Begin Record excerpts
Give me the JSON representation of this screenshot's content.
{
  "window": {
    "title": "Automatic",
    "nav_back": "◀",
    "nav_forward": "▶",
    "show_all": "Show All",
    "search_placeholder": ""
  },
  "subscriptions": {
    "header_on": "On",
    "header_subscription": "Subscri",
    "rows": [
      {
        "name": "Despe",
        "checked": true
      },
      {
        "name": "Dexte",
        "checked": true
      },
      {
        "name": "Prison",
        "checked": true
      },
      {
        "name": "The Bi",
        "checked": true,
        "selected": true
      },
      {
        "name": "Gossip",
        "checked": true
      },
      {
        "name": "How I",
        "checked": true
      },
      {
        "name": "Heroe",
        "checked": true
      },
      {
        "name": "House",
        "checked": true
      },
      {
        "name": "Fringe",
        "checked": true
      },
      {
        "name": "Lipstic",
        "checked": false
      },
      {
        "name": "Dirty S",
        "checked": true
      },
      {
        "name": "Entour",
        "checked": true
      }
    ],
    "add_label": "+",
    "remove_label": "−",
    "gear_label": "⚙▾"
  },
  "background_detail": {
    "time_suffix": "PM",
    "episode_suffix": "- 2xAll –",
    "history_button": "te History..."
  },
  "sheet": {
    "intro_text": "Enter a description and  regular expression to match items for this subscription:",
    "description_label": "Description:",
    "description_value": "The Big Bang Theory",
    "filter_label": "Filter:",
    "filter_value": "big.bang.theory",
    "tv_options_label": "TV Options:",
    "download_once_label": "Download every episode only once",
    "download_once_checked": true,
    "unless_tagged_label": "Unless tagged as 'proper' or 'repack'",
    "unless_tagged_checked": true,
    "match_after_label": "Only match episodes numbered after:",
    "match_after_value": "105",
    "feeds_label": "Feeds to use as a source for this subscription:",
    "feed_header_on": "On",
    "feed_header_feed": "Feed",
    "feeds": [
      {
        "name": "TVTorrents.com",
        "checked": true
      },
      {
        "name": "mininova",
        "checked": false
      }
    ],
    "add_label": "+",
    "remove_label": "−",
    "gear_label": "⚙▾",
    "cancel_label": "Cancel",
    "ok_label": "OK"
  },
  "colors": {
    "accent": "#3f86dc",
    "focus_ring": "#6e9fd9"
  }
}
End Record excerpts
## Written exercise
Every entry must be quoted exactly as it appears above.

## Response below
Give me the JSON representation of this screenshot's content.
{
  "window": {
    "title": "Automatic",
    "nav_back": "◀",
    "nav_forward": "▶",
    "show_all": "Show All",
    "search_placeholder": ""
  },
  "subscriptions": {
    "header_on": "On",
    "header_subscription": "Subscri",
    "rows": [
      {
        "name": "Despe",
        "checked": true
      },
      {
        "name": "Dexte",
        "checked": true
      },
      {
        "name": "Prison",
        "checked": true
      },
      {
        "name": "The Bi",
        "checked": true,
        "selected": true
      },
      {
        "name": "Gossip",
        "checked": true
      },
      {
        "name": "How I",
        "checked": true
      },
      {
        "name": "Heroe",
        "checked": true
      },
      {
        "name": "House",
        "checked": true
      },
      {
        "name": "Fringe",
        "checked": true
      },
      {
        "name": "Lipstic",
        "checked": false
      },
      {
        "name": "Dirty S",
        "checked": true
      },
      {
        "name": "Entour",
        "checked": true
      }
    ],
    "add_label": "+",
    "remove_label": "−",
    "gear_label": "⚙▾"
  },
  "background_detail": {
    "time_suffix": "PM",
    "episode_suffix": "- 2xAll –",
    "history_button": "te History..."
  },
  "sheet": {
    "intro_text": "Enter a description and  regular expression to match items for this subscription:",
    "description_label": "Description:",
    "description_value": "The Big Bang Theory",
    "filter_label": "Filter:",
    "filter_value": "big.bang.theory",
    "tv_options_label": "TV Options:",
    "download_once_label": "Download every episode only once",
    "download_once_checked": true,
    "unless_tagged_label": "Unless tagged as 'proper' or 'repack'",
    "unless_tagged_checked": true,
    "match_after_label": "Only match episodes numbered after:",
    "match_after_value": "105",
    "feeds_label": "Feeds to use as a source for this subscription:",
    "feed_header_on": "On",
    "feed_header_feed": "Feed",
    "feeds": [
      {
        "name": "TVTorrents.com",
        "checked": true
      },
      {
        "name": "mininova",
        "checked": false
      }
    ],
    "add_label": "+",
    "remove_label": "−",
    "gear_label": "⚙▾",
    "cancel_label": "Cancel",
    "ok_label": "OK"
  },
  "colors": {
    "accent": "#3f86dc",
    "focus_ring": "#6e9fd9"
  }
}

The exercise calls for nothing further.